(What you will do)
Transcribe the records that follow. Keep every word exactly, and drop the pictures.

(Material provided)
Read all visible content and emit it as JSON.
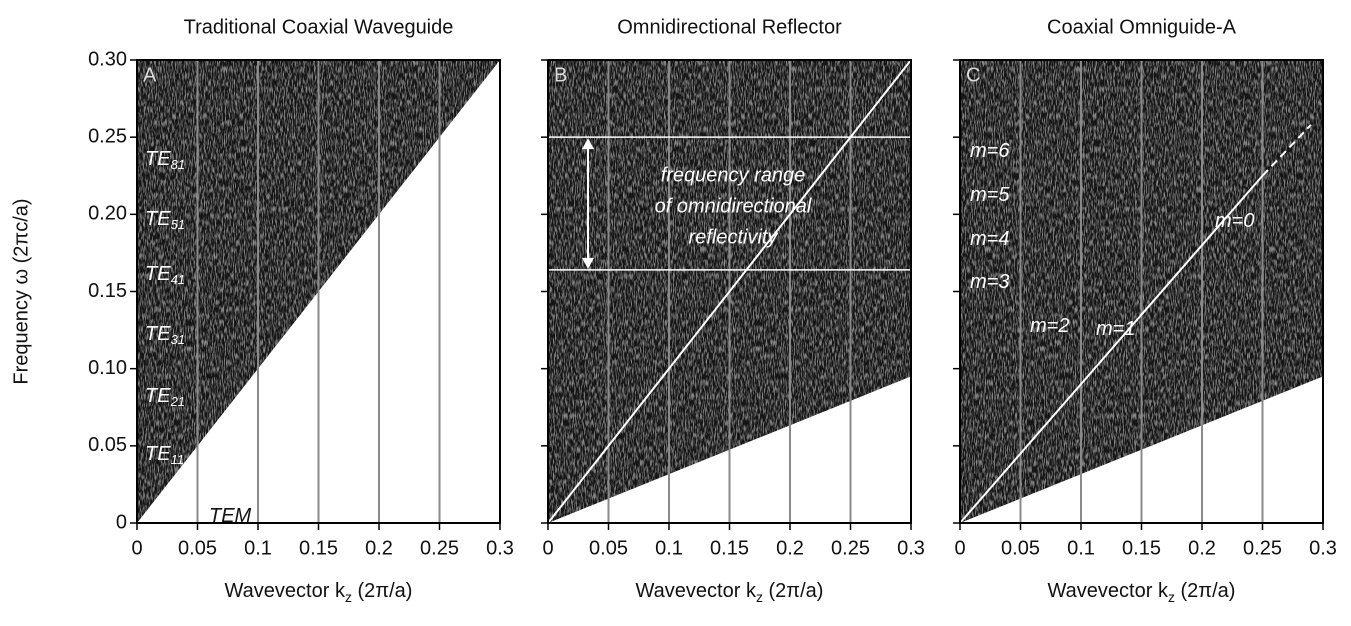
{
  "chart_data": [
    {
      "type": "band",
      "panel": "A",
      "title": "Traditional Coaxial Waveguide",
      "ylabel": "Frequency ω  (2πc/a)",
      "xlabel": {
        "text": "Wavevector k",
        "sub": "z",
        "unit": "(2π/a)"
      },
      "xlim": [
        0,
        0.3
      ],
      "ylim": [
        0,
        0.3
      ],
      "xticks": [
        0,
        0.05,
        0.1,
        0.15,
        0.2,
        0.25,
        0.3
      ],
      "yticks": [
        0,
        0.05,
        {
          "value": 0.1,
          "label": "0.10"
        },
        0.15,
        {
          "value": 0.2,
          "label": "0.20"
        },
        0.25,
        {
          "value": 0.3,
          "label": "0.30"
        }
      ],
      "grid": true,
      "boundary": {
        "x": [
          0,
          0.3
        ],
        "y": [
          0,
          0.3
        ]
      },
      "lines": [],
      "labels": [
        {
          "text": "TE",
          "sub": "81"
        },
        {
          "text": "TE",
          "sub": "51"
        },
        {
          "text": "TE",
          "sub": "41"
        },
        {
          "text": "TE",
          "sub": "31"
        },
        {
          "text": "TE",
          "sub": "21"
        },
        {
          "text": "TE",
          "sub": "11"
        },
        {
          "text": "TEM"
        }
      ]
    },
    {
      "type": "band",
      "panel": "B",
      "title": "Omnidirectional Reflector",
      "xlabel": {
        "text": "Wavevector k",
        "sub": "z",
        "unit": "(2π/a)"
      },
      "xlim": [
        0,
        0.3
      ],
      "ylim": [
        0,
        0.3
      ],
      "xticks": [
        0,
        0.05,
        0.1,
        0.15,
        0.2,
        0.25,
        0.3
      ],
      "grid": true,
      "boundary": {
        "x": [
          0,
          0.3
        ],
        "y": [
          0,
          0.095
        ]
      },
      "lines": [
        {
          "x": [
            0,
            0.3
          ],
          "y": [
            0,
            0.3
          ]
        }
      ],
      "gap": [
        0.164,
        0.25
      ],
      "gap_text": [
        "frequency range",
        "of omnidirectional",
        "reflectivity"
      ]
    },
    {
      "type": "band",
      "panel": "C",
      "title": "Coaxial Omniguide-A",
      "xlabel": {
        "text": "Wavevector k",
        "sub": "z",
        "unit": "(2π/a)"
      },
      "xlim": [
        0,
        0.3
      ],
      "ylim": [
        0,
        0.3
      ],
      "xticks": [
        0,
        0.05,
        0.1,
        0.15,
        0.2,
        0.25,
        0.3
      ],
      "grid": true,
      "boundary": {
        "x": [
          0,
          0.3
        ],
        "y": [
          0,
          0.095
        ]
      },
      "lines": [
        {
          "x": [
            0,
            0.25
          ],
          "y": [
            0,
            0.225
          ]
        },
        {
          "x": [
            0.25,
            0.29
          ],
          "y": [
            0.225,
            0.258
          ],
          "dashed": true
        }
      ],
      "labels": [
        {
          "text": "m=6"
        },
        {
          "text": "m=5"
        },
        {
          "text": "m=4"
        },
        {
          "text": "m=3"
        },
        {
          "text": "m=2"
        },
        {
          "text": "m=1"
        },
        {
          "text": "m=0"
        }
      ]
    }
  ]
}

(Finished task)
Read all visible content and emit it as JSON.
{
  "chart_data": [
    {
      "type": "band",
      "panel": "A",
      "title": "Traditional Coaxial Waveguide",
      "ylabel": "Frequency ω  (2πc/a)",
      "xlabel": {
        "text": "Wavevector k",
        "sub": "z",
        "unit": "(2π/a)"
      },
      "xlim": [
        0,
        0.3
      ],
      "ylim": [
        0,
        0.3
      ],
      "xticks": [
        0,
        0.05,
        0.1,
        0.15,
        0.2,
        0.25,
        0.3
      ],
      "yticks": [
        0,
        0.05,
        {
          "value": 0.1,
          "label": "0.10"
        },
        0.15,
        {
          "value": 0.2,
          "label": "0.20"
        },
        0.25,
        {
          "value": 0.3,
          "label": "0.30"
        }
      ],
      "grid": true,
      "boundary": {
        "x": [
          0,
          0.3
        ],
        "y": [
          0,
          0.3
        ]
      },
      "lines": [],
      "labels": [
        {
          "text": "TE",
          "sub": "81"
        },
        {
          "text": "TE",
          "sub": "51"
        },
        {
          "text": "TE",
          "sub": "41"
        },
        {
          "text": "TE",
          "sub": "31"
        },
        {
          "text": "TE",
          "sub": "21"
        },
        {
          "text": "TE",
          "sub": "11"
        },
        {
          "text": "TEM"
        }
      ]
    },
    {
      "type": "band",
      "panel": "B",
      "title": "Omnidirectional Reflector",
      "xlabel": {
        "text": "Wavevector k",
        "sub": "z",
        "unit": "(2π/a)"
      },
      "xlim": [
        0,
        0.3
      ],
      "ylim": [
        0,
        0.3
      ],
      "xticks": [
        0,
        0.05,
        0.1,
        0.15,
        0.2,
        0.25,
        0.3
      ],
      "grid": true,
      "boundary": {
        "x": [
          0,
          0.3
        ],
        "y": [
          0,
          0.095
        ]
      },
      "lines": [
        {
          "x": [
            0,
            0.3
          ],
          "y": [
            0,
            0.3
          ]
        }
      ],
      "gap": [
        0.164,
        0.25
      ],
      "gap_text": [
        "frequency range",
        "of omnidirectional",
        "reflectivity"
      ]
    },
    {
      "type": "band",
      "panel": "C",
      "title": "Coaxial Omniguide-A",
      "xlabel": {
        "text": "Wavevector k",
        "sub": "z",
        "unit": "(2π/a)"
      },
      "xlim": [
        0,
        0.3
      ],
      "ylim": [
        0,
        0.3
      ],
      "xticks": [
        0,
        0.05,
        0.1,
        0.15,
        0.2,
        0.25,
        0.3
      ],
      "grid": true,
      "boundary": {
        "x": [
          0,
          0.3
        ],
        "y": [
          0,
          0.095
        ]
      },
      "lines": [
        {
          "x": [
            0,
            0.25
          ],
          "y": [
            0,
            0.225
          ]
        },
        {
          "x": [
            0.25,
            0.29
          ],
          "y": [
            0.225,
            0.258
          ],
          "dashed": true
        }
      ],
      "labels": [
        {
          "text": "m=6"
        },
        {
          "text": "m=5"
        },
        {
          "text": "m=4"
        },
        {
          "text": "m=3"
        },
        {
          "text": "m=2"
        },
        {
          "text": "m=1"
        },
        {
          "text": "m=0"
        }
      ]
    }
  ]
}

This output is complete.